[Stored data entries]
——————————

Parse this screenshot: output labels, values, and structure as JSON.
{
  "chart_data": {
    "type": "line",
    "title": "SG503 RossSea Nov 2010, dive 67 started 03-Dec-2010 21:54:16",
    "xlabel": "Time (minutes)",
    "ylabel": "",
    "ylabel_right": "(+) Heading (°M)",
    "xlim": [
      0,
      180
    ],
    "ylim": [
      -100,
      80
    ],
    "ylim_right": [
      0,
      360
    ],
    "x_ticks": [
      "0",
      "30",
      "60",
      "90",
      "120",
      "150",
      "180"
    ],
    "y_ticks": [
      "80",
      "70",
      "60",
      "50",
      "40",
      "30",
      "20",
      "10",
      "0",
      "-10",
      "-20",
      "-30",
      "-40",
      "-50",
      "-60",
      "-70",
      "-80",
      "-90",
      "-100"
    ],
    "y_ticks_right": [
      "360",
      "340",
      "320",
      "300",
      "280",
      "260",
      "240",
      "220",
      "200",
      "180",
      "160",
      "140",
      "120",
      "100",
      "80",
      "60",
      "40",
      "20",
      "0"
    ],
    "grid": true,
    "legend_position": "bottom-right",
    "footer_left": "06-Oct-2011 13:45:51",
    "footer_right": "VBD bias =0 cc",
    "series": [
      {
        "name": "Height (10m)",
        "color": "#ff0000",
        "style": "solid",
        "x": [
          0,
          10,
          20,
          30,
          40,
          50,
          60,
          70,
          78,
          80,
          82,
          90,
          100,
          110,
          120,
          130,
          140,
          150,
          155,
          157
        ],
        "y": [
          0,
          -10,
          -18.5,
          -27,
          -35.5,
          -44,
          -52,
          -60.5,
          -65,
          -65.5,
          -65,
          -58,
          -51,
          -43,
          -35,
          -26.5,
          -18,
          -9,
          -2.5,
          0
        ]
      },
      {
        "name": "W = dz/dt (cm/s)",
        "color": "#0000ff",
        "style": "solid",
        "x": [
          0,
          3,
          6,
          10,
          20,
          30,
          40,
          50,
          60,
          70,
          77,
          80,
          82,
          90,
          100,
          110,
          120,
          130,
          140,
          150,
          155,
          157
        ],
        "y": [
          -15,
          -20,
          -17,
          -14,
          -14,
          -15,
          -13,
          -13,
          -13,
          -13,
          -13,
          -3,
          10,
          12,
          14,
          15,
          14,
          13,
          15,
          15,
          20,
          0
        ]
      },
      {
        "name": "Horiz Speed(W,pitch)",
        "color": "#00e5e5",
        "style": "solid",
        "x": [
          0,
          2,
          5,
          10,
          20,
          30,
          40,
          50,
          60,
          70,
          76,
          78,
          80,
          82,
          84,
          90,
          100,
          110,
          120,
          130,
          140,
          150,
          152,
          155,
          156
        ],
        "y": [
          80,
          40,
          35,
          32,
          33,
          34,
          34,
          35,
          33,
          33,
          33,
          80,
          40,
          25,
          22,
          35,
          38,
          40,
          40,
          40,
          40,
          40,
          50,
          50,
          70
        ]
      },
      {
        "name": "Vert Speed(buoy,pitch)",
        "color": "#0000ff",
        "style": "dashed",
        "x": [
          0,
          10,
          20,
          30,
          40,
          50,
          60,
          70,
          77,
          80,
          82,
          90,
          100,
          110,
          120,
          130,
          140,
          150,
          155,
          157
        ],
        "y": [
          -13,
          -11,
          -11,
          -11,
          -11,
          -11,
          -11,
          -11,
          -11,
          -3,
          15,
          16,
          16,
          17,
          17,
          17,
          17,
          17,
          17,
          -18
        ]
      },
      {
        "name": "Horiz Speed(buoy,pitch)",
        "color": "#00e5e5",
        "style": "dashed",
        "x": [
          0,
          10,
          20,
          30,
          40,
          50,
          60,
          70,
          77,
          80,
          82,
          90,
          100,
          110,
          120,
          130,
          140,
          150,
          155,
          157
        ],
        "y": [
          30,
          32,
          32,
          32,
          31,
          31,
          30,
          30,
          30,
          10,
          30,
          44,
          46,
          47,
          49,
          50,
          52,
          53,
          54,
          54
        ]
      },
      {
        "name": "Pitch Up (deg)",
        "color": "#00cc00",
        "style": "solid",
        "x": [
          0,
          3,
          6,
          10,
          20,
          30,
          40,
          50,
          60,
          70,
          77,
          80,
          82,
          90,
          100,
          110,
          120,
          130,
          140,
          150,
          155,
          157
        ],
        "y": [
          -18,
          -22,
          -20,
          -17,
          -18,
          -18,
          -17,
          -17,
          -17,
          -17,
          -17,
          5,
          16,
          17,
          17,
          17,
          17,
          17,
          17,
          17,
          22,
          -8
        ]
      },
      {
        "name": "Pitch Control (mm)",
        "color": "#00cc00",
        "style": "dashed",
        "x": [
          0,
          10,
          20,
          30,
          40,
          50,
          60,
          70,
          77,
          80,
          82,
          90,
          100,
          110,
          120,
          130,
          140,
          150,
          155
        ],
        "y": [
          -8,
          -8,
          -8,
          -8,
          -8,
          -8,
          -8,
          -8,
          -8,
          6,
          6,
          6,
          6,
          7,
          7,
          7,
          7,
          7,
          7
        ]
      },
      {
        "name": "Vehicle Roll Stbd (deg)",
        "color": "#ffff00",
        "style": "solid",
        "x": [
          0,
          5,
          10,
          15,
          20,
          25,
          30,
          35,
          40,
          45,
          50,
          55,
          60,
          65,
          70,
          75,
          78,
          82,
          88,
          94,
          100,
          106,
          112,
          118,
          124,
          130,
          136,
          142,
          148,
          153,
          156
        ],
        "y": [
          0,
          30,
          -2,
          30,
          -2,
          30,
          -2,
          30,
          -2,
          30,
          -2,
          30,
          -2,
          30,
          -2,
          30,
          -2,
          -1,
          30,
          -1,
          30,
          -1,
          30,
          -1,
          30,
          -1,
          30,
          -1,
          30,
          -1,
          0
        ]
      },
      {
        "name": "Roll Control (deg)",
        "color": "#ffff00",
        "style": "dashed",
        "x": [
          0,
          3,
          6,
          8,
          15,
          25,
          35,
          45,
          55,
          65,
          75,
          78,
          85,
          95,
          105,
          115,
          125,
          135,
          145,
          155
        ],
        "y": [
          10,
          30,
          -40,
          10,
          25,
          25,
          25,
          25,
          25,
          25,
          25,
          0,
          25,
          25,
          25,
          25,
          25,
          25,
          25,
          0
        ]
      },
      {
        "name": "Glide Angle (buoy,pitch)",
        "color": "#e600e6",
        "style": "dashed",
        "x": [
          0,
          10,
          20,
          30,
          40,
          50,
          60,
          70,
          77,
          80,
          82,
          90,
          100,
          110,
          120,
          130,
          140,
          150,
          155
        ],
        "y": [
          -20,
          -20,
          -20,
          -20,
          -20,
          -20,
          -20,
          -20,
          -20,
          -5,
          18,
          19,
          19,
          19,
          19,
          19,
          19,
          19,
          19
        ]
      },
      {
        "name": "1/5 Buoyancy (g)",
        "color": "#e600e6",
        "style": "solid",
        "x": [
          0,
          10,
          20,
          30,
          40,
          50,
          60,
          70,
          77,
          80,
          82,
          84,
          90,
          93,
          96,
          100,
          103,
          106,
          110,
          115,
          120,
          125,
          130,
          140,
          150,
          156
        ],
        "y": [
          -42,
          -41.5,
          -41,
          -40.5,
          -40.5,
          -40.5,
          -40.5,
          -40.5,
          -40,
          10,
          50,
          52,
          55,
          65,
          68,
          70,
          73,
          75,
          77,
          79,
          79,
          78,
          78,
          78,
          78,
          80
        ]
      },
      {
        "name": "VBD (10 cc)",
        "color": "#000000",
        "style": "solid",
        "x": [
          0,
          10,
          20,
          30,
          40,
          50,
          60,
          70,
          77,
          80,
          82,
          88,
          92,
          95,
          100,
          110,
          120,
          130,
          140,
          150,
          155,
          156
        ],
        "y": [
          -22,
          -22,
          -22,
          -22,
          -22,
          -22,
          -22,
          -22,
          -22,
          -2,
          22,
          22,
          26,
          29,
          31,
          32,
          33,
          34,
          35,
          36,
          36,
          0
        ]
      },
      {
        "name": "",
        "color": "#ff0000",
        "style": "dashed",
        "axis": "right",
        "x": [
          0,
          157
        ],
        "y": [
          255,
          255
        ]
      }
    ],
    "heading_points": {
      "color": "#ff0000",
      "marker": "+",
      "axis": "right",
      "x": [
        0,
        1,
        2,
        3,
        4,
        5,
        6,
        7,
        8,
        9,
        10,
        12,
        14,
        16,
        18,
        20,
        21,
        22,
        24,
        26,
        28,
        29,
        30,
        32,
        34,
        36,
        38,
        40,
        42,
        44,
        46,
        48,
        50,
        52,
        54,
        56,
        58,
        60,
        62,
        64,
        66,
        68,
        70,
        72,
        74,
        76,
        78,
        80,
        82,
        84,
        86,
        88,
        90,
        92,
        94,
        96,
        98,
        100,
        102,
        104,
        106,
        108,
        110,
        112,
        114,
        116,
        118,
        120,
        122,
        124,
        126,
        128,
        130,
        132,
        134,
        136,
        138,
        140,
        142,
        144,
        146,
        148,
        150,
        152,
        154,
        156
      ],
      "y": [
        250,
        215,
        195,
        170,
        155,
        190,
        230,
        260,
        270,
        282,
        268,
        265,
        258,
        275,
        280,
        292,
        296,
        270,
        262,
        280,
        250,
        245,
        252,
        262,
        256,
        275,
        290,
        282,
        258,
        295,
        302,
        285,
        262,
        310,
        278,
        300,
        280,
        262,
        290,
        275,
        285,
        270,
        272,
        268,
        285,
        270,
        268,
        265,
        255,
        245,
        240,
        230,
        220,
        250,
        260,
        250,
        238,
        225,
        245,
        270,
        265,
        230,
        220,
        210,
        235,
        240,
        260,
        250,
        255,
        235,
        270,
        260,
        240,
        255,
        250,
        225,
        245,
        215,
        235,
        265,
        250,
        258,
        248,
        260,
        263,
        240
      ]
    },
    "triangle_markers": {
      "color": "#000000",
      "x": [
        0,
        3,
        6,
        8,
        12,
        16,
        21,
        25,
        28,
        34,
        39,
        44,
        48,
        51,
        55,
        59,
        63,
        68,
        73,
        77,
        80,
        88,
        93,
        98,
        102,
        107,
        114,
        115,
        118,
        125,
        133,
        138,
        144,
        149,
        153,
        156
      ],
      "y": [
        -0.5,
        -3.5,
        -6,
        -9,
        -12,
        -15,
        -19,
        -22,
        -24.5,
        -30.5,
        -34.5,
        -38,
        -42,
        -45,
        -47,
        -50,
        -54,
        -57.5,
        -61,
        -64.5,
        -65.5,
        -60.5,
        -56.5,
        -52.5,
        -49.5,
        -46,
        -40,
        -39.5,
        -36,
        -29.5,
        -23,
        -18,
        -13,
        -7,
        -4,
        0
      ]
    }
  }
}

——————————

### Short problem
Pick out each line above that includes "Roll" and show it.

### Response
        "name": "Vehicle Roll Stbd (deg)",
        "name": "Roll Control (deg)",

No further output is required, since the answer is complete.